To be done:
Exactly reproduce the lines that follow.

━━━ The input

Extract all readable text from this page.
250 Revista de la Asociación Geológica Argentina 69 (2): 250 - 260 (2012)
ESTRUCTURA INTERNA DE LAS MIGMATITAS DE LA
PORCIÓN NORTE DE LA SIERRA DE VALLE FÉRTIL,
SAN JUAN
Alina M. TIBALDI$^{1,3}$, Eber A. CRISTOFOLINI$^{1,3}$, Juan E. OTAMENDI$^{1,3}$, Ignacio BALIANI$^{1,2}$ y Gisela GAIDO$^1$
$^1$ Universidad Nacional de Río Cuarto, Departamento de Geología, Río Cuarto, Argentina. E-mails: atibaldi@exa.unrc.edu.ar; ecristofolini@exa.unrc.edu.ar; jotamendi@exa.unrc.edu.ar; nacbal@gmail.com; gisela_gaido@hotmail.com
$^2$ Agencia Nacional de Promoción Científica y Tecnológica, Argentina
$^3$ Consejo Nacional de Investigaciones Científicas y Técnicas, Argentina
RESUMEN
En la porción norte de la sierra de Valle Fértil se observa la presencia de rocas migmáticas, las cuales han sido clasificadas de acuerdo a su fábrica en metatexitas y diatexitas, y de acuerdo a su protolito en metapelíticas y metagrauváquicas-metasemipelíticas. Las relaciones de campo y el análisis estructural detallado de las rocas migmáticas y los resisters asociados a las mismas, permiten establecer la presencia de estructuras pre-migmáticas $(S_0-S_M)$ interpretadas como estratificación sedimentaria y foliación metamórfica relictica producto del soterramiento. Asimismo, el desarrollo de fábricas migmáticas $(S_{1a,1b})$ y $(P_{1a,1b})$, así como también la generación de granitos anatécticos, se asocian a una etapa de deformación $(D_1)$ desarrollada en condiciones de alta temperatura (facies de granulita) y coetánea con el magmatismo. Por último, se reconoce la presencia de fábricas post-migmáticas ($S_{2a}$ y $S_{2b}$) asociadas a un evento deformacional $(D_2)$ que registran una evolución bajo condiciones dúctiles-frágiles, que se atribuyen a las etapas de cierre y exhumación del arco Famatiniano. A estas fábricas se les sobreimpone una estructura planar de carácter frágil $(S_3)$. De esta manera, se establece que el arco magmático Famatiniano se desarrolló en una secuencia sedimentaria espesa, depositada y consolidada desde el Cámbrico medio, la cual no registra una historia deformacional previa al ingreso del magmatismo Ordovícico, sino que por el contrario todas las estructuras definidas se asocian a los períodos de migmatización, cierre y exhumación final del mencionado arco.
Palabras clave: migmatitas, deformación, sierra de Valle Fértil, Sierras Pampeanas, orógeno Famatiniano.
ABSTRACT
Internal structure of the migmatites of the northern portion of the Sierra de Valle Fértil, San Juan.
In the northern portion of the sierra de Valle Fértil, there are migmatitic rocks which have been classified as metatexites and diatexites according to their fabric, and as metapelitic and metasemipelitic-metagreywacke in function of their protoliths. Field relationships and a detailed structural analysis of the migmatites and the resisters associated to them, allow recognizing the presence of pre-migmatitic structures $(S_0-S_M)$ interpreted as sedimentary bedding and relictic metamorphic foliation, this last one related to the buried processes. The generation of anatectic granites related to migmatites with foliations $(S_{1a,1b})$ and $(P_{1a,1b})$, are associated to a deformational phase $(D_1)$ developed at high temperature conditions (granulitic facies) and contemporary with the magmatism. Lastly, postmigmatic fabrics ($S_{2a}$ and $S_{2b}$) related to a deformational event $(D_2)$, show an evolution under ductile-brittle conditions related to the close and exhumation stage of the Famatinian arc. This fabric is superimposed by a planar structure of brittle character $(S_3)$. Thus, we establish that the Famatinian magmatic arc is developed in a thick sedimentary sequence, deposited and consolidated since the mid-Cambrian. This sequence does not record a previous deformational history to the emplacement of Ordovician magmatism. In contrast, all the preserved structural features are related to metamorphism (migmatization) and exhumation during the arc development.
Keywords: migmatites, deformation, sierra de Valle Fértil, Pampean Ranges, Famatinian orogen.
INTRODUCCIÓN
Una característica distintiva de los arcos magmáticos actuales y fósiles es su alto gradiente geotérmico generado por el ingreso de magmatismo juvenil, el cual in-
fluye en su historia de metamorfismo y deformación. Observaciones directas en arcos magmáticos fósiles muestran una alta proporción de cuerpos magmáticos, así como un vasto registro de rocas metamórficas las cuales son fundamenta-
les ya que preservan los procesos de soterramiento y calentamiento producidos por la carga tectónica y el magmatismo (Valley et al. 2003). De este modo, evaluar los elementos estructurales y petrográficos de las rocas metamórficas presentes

━━━━━━

Full response:
Extract all readable text from this page.
250 Revista de la Asociación Geológica Argentina 69 (2): 250 - 260 (2012)
ESTRUCTURA INTERNA DE LAS MIGMATITAS DE LA
PORCIÓN NORTE DE LA SIERRA DE VALLE FÉRTIL,
SAN JUAN
Alina M. TIBALDI$^{1,3}$, Eber A. CRISTOFOLINI$^{1,3}$, Juan E. OTAMENDI$^{1,3}$, Ignacio BALIANI$^{1,2}$ y Gisela GAIDO$^1$
$^1$ Universidad Nacional de Río Cuarto, Departamento de Geología, Río Cuarto, Argentina. E-mails: atibaldi@exa.unrc.edu.ar; ecristofolini@exa.unrc.edu.ar; jotamendi@exa.unrc.edu.ar; nacbal@gmail.com; gisela_gaido@hotmail.com
$^2$ Agencia Nacional de Promoción Científica y Tecnológica, Argentina
$^3$ Consejo Nacional de Investigaciones Científicas y Técnicas, Argentina
RESUMEN
En la porción norte de la sierra de Valle Fértil se observa la presencia de rocas migmáticas, las cuales han sido clasificadas de acuerdo a su fábrica en metatexitas y diatexitas, y de acuerdo a su protolito en metapelíticas y metagrauváquicas-metasemipelíticas. Las relaciones de campo y el análisis estructural detallado de las rocas migmáticas y los resisters asociados a las mismas, permiten establecer la presencia de estructuras pre-migmáticas $(S_0-S_M)$ interpretadas como estratificación sedimentaria y foliación metamórfica relictica producto del soterramiento. Asimismo, el desarrollo de fábricas migmáticas $(S_{1a,1b})$ y $(P_{1a,1b})$, así como también la generación de granitos anatécticos, se asocian a una etapa de deformación $(D_1)$ desarrollada en condiciones de alta temperatura (facies de granulita) y coetánea con el magmatismo. Por último, se reconoce la presencia de fábricas post-migmáticas ($S_{2a}$ y $S_{2b}$) asociadas a un evento deformacional $(D_2)$ que registran una evolución bajo condiciones dúctiles-frágiles, que se atribuyen a las etapas de cierre y exhumación del arco Famatiniano. A estas fábricas se les sobreimpone una estructura planar de carácter frágil $(S_3)$. De esta manera, se establece que el arco magmático Famatiniano se desarrolló en una secuencia sedimentaria espesa, depositada y consolidada desde el Cámbrico medio, la cual no registra una historia deformacional previa al ingreso del magmatismo Ordovícico, sino que por el contrario todas las estructuras definidas se asocian a los períodos de migmatización, cierre y exhumación final del mencionado arco.
Palabras clave: migmatitas, deformación, sierra de Valle Fértil, Sierras Pampeanas, orógeno Famatiniano.
ABSTRACT
Internal structure of the migmatites of the northern portion of the Sierra de Valle Fértil, San Juan.
In the northern portion of the sierra de Valle Fértil, there are migmatitic rocks which have been classified as metatexites and diatexites according to their fabric, and as metapelitic and metasemipelitic-metagreywacke in function of their protoliths. Field relationships and a detailed structural analysis of the migmatites and the resisters associated to them, allow recognizing the presence of pre-migmatitic structures $(S_0-S_M)$ interpreted as sedimentary bedding and relictic metamorphic foliation, this last one related to the buried processes. The generation of anatectic granites related to migmatites with foliations $(S_{1a,1b})$ and $(P_{1a,1b})$, are associated to a deformational phase $(D_1)$ developed at high temperature conditions (granulitic facies) and contemporary with the magmatism. Lastly, postmigmatic fabrics ($S_{2a}$ and $S_{2b}$) related to a deformational event $(D_2)$, show an evolution under ductile-brittle conditions related to the close and exhumation stage of the Famatinian arc. This fabric is superimposed by a planar structure of brittle character $(S_3)$. Thus, we establish that the Famatinian magmatic arc is developed in a thick sedimentary sequence, deposited and consolidated since the mid-Cambrian. This sequence does not record a previous deformational history to the emplacement of Ordovician magmatism. In contrast, all the preserved structural features are related to metamorphism (migmatization) and exhumation during the arc development.
Keywords: migmatites, deformation, sierra de Valle Fértil, Pampean Ranges, Famatinian orogen.
INTRODUCCIÓN
Una característica distintiva de los arcos magmáticos actuales y fósiles es su alto gradiente geotérmico generado por el ingreso de magmatismo juvenil, el cual in-
fluye en su historia de metamorfismo y deformación. Observaciones directas en arcos magmáticos fósiles muestran una alta proporción de cuerpos magmáticos, así como un vasto registro de rocas metamórficas las cuales son fundamenta-
les ya que preservan los procesos de soterramiento y calentamiento producidos por la carga tectónica y el magmatismo (Valley et al. 2003). De este modo, evaluar los elementos estructurales y petrográficos de las rocas metamórficas presentes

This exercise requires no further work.